'''
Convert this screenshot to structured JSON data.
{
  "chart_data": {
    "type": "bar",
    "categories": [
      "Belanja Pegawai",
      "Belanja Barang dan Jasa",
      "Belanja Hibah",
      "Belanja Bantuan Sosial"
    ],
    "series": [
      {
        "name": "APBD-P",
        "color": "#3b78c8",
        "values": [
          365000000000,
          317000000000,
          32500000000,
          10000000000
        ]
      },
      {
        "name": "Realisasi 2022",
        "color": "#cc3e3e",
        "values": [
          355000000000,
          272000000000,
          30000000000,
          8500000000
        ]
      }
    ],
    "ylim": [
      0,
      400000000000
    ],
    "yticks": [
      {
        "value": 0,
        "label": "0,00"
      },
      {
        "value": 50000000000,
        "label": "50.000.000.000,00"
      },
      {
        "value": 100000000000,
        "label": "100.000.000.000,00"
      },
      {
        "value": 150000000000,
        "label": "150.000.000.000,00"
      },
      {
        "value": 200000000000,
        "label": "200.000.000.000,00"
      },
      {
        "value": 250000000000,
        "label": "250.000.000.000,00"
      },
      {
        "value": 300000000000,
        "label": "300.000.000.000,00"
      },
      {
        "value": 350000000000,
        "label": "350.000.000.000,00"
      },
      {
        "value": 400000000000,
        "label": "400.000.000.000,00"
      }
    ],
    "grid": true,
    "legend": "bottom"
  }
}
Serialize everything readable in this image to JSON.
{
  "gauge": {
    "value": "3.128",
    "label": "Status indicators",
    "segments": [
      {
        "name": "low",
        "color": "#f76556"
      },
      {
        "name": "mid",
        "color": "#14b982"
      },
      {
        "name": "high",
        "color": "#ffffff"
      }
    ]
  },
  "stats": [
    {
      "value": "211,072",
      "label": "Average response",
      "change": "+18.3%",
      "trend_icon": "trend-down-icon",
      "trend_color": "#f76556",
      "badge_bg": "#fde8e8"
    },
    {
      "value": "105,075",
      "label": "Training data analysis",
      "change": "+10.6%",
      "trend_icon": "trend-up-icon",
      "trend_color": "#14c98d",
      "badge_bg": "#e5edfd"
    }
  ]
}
'''
[Written exercise]:
The lines to reproduce run from the one that contains "Serialize everything readable" through the last line above; copy them exactly.

[Expected output]:
Serialize everything readable in this image to JSON.
{
  "gauge": {
    "value": "3.128",
    "label": "Status indicators",
    "segments": [
      {
        "name": "low",
        "color": "#f76556"
      },
      {
        "name": "mid",
        "color": "#14b982"
      },
      {
        "name": "high",
        "color": "#ffffff"
      }
    ]
  },
  "stats": [
    {
      "value": "211,072",
      "label": "Average response",
      "change": "+18.3%",
      "trend_icon": "trend-down-icon",
      "trend_color": "#f76556",
      "badge_bg": "#fde8e8"
    },
    {
      "value": "105,075",
      "label": "Training data analysis",
      "change": "+10.6%",
      "trend_icon": "trend-up-icon",
      "trend_color": "#14c98d",
      "badge_bg": "#e5edfd"
    }
  ]
}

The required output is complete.